STATED TASK → Word for word, restate every line of the listing that follows.

TASK MATERIAL →

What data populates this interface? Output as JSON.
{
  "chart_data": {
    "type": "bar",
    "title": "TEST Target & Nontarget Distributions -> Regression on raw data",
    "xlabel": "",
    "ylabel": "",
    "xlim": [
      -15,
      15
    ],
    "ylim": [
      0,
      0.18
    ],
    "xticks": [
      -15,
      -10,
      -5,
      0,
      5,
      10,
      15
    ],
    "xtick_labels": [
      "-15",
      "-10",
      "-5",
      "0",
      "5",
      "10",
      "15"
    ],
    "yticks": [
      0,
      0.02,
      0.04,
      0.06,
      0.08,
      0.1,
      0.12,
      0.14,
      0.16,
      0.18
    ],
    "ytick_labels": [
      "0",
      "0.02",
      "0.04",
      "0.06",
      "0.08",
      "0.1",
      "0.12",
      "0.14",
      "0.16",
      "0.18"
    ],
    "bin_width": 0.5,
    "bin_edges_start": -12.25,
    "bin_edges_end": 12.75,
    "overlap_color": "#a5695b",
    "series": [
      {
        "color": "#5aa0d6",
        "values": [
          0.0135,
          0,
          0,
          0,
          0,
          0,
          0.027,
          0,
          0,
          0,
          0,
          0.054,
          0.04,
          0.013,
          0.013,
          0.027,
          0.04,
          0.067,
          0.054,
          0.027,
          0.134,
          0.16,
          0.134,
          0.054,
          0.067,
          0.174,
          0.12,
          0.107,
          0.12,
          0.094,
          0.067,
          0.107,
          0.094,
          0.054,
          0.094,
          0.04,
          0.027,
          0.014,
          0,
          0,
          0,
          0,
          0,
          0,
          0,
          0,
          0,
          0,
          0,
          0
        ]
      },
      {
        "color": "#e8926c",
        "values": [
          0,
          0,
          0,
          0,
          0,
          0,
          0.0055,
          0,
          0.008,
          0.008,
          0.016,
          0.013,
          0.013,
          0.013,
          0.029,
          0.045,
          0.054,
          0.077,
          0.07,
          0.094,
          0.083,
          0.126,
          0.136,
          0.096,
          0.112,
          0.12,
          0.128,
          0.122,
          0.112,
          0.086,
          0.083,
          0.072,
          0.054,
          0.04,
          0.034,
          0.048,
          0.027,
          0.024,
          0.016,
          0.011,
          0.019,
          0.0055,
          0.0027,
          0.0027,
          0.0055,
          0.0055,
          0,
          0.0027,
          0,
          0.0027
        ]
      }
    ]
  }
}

TASK ANSWER →
What data populates this interface? Output as JSON.
{
  "chart_data": {
    "type": "bar",
    "title": "TEST Target & Nontarget Distributions -> Regression on raw data",
    "xlabel": "",
    "ylabel": "",
    "xlim": [
      -15,
      15
    ],
    "ylim": [
      0,
      0.18
    ],
    "xticks": [
      -15,
      -10,
      -5,
      0,
      5,
      10,
      15
    ],
    "xtick_labels": [
      "-15",
      "-10",
      "-5",
      "0",
      "5",
      "10",
      "15"
    ],
    "yticks": [
      0,
      0.02,
      0.04,
      0.06,
      0.08,
      0.1,
      0.12,
      0.14,
      0.16,
      0.18
    ],
    "ytick_labels": [
      "0",
      "0.02",
      "0.04",
      "0.06",
      "0.08",
      "0.1",
      "0.12",
      "0.14",
      "0.16",
      "0.18"
    ],
    "bin_width": 0.5,
    "bin_edges_start": -12.25,
    "bin_edges_end": 12.75,
    "overlap_color": "#a5695b",
    "series": [
      {
        "color": "#5aa0d6",
        "values": [
          0.0135,
          0,
          0,
          0,
          0,
          0,
          0.027,
          0,
          0,
          0,
          0,
          0.054,
          0.04,
          0.013,
          0.013,
          0.027,
          0.04,
          0.067,
          0.054,
          0.027,
          0.134,
          0.16,
          0.134,
          0.054,
          0.067,
          0.174,
          0.12,
          0.107,
          0.12,
          0.094,
          0.067,
          0.107,
          0.094,
          0.054,
          0.094,
          0.04,
          0.027,
          0.014,
          0,
          0,
          0,
          0,
          0,
          0,
          0,
          0,
          0,
          0,
          0,
          0
        ]
      },
      {
        "color": "#e8926c",
        "values": [
          0,
          0,
          0,
          0,
          0,
          0,
          0.0055,
          0,
          0.008,
          0.008,
          0.016,
          0.013,
          0.013,
          0.013,
          0.029,
          0.045,
          0.054,
          0.077,
          0.07,
          0.094,
          0.083,
          0.126,
          0.136,
          0.096,
          0.112,
          0.12,
          0.128,
          0.122,
          0.112,
          0.086,
          0.083,
          0.072,
          0.054,
          0.04,
          0.034,
          0.048,
          0.027,
          0.024,
          0.016,
          0.011,
          0.019,
          0.0055,
          0.0027,
          0.0027,
          0.0055,
          0.0055,
          0,
          0.0027,
          0,
          0.0027
        ]
      }
    ]
  }
}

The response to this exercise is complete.